* _Exercise brief_:
Report how many lines contain "Mole". Give the number and nothing else.

* _Items_:
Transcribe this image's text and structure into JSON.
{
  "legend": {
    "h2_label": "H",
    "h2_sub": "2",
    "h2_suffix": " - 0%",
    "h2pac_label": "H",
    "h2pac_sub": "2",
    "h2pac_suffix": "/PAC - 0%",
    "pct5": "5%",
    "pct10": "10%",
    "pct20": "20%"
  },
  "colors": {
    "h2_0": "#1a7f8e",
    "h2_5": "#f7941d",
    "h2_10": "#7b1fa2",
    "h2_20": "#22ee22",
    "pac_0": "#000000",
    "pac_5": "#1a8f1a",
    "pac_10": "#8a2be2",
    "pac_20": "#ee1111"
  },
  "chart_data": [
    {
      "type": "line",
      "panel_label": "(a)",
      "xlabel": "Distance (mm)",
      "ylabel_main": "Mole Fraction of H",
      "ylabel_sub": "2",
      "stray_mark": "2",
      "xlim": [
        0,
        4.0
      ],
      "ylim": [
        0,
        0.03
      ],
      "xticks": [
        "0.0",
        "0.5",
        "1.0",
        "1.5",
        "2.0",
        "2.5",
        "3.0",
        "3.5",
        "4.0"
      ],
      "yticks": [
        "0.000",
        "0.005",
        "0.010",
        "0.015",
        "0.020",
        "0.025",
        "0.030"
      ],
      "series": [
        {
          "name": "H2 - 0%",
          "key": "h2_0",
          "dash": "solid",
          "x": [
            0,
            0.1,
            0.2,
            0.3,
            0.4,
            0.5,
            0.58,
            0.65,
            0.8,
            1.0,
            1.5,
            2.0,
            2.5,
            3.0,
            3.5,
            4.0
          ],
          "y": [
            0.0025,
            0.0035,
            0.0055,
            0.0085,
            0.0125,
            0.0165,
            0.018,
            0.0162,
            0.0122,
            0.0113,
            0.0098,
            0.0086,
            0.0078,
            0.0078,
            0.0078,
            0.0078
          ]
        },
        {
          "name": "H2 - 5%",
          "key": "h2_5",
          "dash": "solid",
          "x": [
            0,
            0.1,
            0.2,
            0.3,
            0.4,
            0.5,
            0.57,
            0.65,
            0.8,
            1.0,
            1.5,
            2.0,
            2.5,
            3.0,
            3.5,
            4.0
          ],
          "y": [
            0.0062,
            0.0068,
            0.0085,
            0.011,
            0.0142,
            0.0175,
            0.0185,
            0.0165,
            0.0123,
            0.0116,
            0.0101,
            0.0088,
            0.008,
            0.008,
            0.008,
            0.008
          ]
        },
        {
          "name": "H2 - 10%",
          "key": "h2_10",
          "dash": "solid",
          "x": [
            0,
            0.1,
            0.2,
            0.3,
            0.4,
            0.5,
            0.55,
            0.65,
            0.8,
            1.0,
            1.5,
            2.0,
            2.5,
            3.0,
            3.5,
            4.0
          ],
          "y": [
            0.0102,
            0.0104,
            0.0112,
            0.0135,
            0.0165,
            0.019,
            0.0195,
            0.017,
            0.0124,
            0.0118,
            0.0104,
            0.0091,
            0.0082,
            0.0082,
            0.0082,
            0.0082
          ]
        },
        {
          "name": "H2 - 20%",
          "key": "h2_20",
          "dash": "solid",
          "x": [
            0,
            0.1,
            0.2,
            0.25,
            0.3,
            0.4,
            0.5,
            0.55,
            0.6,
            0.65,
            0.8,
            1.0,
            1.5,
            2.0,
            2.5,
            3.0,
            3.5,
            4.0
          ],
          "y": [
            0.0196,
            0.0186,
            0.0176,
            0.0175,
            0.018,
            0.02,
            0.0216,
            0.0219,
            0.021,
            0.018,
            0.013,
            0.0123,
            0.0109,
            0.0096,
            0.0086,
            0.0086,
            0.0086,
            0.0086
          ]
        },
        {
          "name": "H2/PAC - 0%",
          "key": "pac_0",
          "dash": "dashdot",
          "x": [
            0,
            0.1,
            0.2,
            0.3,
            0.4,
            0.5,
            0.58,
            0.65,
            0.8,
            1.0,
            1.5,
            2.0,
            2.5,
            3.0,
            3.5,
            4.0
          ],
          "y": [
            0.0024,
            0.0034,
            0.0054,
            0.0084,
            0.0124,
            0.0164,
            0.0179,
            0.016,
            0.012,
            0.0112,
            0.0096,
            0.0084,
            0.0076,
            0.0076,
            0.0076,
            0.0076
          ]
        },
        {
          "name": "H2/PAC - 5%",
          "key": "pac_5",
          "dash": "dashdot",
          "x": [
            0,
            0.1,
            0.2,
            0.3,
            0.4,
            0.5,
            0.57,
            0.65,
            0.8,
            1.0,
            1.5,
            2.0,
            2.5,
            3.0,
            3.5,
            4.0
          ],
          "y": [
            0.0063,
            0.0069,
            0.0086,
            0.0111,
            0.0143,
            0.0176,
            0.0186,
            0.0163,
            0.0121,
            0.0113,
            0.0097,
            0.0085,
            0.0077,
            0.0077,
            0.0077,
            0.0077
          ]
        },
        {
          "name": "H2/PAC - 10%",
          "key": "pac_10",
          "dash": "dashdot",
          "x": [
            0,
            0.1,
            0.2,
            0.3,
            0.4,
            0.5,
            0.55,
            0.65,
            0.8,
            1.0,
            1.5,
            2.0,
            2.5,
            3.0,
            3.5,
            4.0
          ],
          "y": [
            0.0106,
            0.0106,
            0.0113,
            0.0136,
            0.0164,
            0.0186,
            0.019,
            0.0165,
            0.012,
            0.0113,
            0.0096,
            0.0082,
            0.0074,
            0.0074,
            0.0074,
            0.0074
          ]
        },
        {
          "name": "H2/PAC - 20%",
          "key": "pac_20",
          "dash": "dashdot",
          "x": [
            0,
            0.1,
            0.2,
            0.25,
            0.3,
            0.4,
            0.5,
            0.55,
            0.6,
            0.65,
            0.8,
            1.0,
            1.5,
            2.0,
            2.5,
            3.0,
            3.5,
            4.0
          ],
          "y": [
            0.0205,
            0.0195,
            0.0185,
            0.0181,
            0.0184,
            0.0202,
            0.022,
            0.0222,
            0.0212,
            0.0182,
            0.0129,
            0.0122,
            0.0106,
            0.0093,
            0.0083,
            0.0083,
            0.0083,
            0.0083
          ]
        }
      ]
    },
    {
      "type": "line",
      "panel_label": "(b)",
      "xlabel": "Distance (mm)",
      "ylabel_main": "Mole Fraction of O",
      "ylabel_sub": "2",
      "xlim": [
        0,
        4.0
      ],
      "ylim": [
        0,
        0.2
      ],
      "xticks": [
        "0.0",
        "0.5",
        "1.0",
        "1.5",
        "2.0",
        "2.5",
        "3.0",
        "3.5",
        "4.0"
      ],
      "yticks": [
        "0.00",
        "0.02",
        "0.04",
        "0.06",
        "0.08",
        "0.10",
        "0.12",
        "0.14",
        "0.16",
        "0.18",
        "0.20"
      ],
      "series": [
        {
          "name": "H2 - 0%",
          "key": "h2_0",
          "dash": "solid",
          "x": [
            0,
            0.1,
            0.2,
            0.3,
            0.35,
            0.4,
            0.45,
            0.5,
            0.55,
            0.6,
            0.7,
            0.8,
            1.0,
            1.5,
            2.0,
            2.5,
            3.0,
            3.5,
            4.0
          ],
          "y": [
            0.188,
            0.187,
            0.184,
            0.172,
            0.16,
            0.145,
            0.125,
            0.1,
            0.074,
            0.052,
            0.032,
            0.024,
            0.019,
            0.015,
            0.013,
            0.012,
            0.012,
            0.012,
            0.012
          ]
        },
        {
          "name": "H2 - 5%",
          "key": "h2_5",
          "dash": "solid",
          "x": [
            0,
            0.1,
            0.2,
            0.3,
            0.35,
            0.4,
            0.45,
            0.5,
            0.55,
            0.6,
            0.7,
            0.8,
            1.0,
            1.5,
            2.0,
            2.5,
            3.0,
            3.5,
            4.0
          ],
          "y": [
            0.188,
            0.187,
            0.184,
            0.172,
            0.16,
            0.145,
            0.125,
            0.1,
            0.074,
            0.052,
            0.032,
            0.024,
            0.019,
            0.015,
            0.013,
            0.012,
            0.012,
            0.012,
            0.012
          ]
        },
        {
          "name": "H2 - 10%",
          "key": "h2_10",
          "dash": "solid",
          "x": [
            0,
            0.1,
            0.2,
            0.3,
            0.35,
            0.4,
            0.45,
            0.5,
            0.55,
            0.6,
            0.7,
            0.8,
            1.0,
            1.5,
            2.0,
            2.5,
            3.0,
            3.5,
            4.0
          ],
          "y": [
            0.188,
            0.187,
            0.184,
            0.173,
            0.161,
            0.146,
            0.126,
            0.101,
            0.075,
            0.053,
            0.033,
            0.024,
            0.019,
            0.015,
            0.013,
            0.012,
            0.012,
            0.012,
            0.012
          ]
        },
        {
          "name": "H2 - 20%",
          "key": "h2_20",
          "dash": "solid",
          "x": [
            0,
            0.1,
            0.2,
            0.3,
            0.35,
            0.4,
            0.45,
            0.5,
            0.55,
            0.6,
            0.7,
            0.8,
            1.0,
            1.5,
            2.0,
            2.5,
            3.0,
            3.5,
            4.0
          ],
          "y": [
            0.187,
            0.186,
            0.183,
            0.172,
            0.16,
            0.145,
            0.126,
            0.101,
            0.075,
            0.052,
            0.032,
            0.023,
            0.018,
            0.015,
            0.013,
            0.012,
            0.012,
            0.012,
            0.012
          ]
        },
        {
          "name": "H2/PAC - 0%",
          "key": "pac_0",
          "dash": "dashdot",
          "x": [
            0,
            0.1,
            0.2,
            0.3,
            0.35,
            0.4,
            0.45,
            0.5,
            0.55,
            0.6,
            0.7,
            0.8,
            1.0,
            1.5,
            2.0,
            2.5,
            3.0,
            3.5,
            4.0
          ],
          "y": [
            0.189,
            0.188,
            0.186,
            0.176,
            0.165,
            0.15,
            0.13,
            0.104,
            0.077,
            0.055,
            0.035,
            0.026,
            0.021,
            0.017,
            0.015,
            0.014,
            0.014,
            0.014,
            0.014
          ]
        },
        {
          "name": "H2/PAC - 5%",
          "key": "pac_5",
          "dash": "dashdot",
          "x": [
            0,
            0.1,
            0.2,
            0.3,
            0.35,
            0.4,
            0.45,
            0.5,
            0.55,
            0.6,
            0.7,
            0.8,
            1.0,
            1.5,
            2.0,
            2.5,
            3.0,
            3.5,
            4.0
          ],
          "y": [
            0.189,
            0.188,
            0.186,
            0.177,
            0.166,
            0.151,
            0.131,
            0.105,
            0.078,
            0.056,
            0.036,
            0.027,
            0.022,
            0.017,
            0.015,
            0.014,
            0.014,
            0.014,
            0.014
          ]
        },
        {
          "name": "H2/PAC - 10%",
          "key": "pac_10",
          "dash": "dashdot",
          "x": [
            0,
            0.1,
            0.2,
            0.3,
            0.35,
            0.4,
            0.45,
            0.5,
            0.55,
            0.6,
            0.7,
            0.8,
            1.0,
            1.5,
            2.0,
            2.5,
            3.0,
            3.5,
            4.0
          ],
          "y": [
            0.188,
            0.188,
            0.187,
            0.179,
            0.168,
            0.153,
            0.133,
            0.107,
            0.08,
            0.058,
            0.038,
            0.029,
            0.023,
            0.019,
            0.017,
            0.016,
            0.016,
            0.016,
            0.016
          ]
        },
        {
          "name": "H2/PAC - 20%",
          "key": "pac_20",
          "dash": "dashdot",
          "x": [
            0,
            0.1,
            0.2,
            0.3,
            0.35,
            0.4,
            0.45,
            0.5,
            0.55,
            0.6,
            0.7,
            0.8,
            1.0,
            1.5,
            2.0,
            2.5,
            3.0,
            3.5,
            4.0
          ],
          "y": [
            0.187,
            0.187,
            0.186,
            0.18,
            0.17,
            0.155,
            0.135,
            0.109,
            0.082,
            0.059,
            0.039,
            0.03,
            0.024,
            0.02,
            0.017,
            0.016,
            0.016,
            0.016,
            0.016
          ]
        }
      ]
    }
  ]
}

* _Task solution_:
2